Do this
Could you output each line of the data that follows exactly?

Records for the exercise
Begin
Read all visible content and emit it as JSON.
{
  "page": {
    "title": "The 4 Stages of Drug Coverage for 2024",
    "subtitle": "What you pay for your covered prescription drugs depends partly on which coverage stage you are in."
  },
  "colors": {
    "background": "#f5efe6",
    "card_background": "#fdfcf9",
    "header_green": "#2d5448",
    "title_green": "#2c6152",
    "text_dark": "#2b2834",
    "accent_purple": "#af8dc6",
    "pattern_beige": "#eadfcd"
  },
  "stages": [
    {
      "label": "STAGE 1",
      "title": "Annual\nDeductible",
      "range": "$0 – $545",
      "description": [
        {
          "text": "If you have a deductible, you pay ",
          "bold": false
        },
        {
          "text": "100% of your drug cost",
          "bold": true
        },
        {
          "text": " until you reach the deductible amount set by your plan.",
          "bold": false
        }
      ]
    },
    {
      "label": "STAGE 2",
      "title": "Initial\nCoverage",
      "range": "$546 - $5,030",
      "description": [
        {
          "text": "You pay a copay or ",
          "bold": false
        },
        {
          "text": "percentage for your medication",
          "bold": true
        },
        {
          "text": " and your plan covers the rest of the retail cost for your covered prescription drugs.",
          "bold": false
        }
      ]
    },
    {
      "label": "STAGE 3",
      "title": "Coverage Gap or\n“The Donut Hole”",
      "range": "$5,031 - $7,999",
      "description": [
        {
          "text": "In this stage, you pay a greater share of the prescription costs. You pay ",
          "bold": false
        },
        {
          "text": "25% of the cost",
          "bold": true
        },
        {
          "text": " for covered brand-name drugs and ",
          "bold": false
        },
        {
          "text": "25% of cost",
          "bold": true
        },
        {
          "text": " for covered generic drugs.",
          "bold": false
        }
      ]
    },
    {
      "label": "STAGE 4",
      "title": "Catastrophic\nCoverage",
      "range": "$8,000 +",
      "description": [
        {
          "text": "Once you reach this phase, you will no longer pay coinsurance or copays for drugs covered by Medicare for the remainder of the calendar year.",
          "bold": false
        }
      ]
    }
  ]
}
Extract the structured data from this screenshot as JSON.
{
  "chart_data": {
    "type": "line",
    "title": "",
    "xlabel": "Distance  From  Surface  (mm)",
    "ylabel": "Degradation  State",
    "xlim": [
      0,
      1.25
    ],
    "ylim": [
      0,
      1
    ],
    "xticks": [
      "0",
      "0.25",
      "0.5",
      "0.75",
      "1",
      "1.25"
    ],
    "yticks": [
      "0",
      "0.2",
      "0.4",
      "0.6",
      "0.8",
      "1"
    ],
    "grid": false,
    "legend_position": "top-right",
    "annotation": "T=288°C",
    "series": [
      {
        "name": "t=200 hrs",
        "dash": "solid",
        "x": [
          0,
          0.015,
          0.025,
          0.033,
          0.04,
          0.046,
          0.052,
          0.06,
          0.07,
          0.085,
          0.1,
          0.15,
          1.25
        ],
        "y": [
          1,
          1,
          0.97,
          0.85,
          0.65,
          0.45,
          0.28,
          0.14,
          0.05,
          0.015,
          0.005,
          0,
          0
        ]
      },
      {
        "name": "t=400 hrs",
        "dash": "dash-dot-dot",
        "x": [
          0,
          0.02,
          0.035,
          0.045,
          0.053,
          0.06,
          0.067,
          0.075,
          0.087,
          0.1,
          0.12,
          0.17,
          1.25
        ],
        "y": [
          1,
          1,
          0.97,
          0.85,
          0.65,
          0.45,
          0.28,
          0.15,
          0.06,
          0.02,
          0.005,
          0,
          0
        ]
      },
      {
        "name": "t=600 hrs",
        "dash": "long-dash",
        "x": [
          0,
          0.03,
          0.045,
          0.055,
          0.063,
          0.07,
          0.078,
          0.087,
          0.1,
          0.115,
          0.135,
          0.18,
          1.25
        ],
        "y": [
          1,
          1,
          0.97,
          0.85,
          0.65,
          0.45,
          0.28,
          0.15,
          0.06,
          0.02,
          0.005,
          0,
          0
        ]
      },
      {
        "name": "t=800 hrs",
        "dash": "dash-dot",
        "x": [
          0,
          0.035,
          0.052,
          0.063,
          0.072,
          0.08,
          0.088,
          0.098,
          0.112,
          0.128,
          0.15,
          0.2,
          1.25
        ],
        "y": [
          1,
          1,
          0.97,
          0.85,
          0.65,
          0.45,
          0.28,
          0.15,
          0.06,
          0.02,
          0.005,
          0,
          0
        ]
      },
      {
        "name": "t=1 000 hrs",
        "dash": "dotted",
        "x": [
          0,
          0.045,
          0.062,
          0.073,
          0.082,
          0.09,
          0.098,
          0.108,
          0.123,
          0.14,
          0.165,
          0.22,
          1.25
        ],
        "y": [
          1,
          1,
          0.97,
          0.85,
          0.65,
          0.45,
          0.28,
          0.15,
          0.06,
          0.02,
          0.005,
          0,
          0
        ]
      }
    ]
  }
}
End
Worked answer
Read all visible content and emit it as JSON.
{
  "page": {
    "title": "The 4 Stages of Drug Coverage for 2024",
    "subtitle": "What you pay for your covered prescription drugs depends partly on which coverage stage you are in."
  },
  "colors": {
    "background": "#f5efe6",
    "card_background": "#fdfcf9",
    "header_green": "#2d5448",
    "title_green": "#2c6152",
    "text_dark": "#2b2834",
    "accent_purple": "#af8dc6",
    "pattern_beige": "#eadfcd"
  },
  "stages": [
    {
      "label": "STAGE 1",
      "title": "Annual\nDeductible",
      "range": "$0 – $545",
      "description": [
        {
          "text": "If you have a deductible, you pay ",
          "bold": false
        },
        {
          "text": "100% of your drug cost",
          "bold": true
        },
        {
          "text": " until you reach the deductible amount set by your plan.",
          "bold": false
        }
      ]
    },
    {
      "label": "STAGE 2",
      "title": "Initial\nCoverage",
      "range": "$546 - $5,030",
      "description": [
        {
          "text": "You pay a copay or ",
          "bold": false
        },
        {
          "text": "percentage for your medication",
          "bold": true
        },
        {
          "text": " and your plan covers the rest of the retail cost for your covered prescription drugs.",
          "bold": false
        }
      ]
    },
    {
      "label": "STAGE 3",
      "title": "Coverage Gap or\n“The Donut Hole”",
      "range": "$5,031 - $7,999",
      "description": [
        {
          "text": "In this stage, you pay a greater share of the prescription costs. You pay ",
          "bold": false
        },
        {
          "text": "25% of the cost",
          "bold": true
        },
        {
          "text": " for covered brand-name drugs and ",
          "bold": false
        },
        {
          "text": "25% of cost",
          "bold": true
        },
        {
          "text": " for covered generic drugs.",
          "bold": false
        }
      ]
    },
    {
      "label": "STAGE 4",
      "title": "Catastrophic\nCoverage",
      "range": "$8,000 +",
      "description": [
        {
          "text": "Once you reach this phase, you will no longer pay coinsurance or copays for drugs covered by Medicare for the remainder of the calendar year.",
          "bold": false
        }
      ]
    }
  ]
}
Extract the structured data from this screenshot as JSON.
{
  "chart_data": {
    "type": "line",
    "title": "",
    "xlabel": "Distance  From  Surface  (mm)",
    "ylabel": "Degradation  State",
    "xlim": [
      0,
      1.25
    ],
    "ylim": [
      0,
      1
    ],
    "xticks": [
      "0",
      "0.25",
      "0.5",
      "0.75",
      "1",
      "1.25"
    ],
    "yticks": [
      "0",
      "0.2",
      "0.4",
      "0.6",
      "0.8",
      "1"
    ],
    "grid": false,
    "legend_position": "top-right",
    "annotation": "T=288°C",
    "series": [
      {
        "name": "t=200 hrs",
        "dash": "solid",
        "x": [
          0,
          0.015,
          0.025,
          0.033,
          0.04,
          0.046,
          0.052,
          0.06,
          0.07,
          0.085,
          0.1,
          0.15,
          1.25
        ],
        "y": [
          1,
          1,
          0.97,
          0.85,
          0.65,
          0.45,
          0.28,
          0.14,
          0.05,
          0.015,
          0.005,
          0,
          0
        ]
      },
      {
        "name": "t=400 hrs",
        "dash": "dash-dot-dot",
        "x": [
          0,
          0.02,
          0.035,
          0.045,
          0.053,
          0.06,
          0.067,
          0.075,
          0.087,
          0.1,
          0.12,
          0.17,
          1.25
        ],
        "y": [
          1,
          1,
          0.97,
          0.85,
          0.65,
          0.45,
          0.28,
          0.15,
          0.06,
          0.02,
          0.005,
          0,
          0
        ]
      },
      {
        "name": "t=600 hrs",
        "dash": "long-dash",
        "x": [
          0,
          0.03,
          0.045,
          0.055,
          0.063,
          0.07,
          0.078,
          0.087,
          0.1,
          0.115,
          0.135,
          0.18,
          1.25
        ],
        "y": [
          1,
          1,
          0.97,
          0.85,
          0.65,
          0.45,
          0.28,
          0.15,
          0.06,
          0.02,
          0.005,
          0,
          0
        ]
      },
      {
        "name": "t=800 hrs",
        "dash": "dash-dot",
        "x": [
          0,
          0.035,
          0.052,
          0.063,
          0.072,
          0.08,
          0.088,
          0.098,
          0.112,
          0.128,
          0.15,
          0.2,
          1.25
        ],
        "y": [
          1,
          1,
          0.97,
          0.85,
          0.65,
          0.45,
          0.28,
          0.15,
          0.06,
          0.02,
          0.005,
          0,
          0
        ]
      },
      {
        "name": "t=1 000 hrs",
        "dash": "dotted",
        "x": [
          0,
          0.045,
          0.062,
          0.073,
          0.082,
          0.09,
          0.098,
          0.108,
          0.123,
          0.14,
          0.165,
          0.22,
          1.25
        ],
        "y": [
          1,
          1,
          0.97,
          0.85,
          0.65,
          0.45,
          0.28,
          0.15,
          0.06,
          0.02,
          0.005,
          0,
          0
        ]
      }
    ]
  }
}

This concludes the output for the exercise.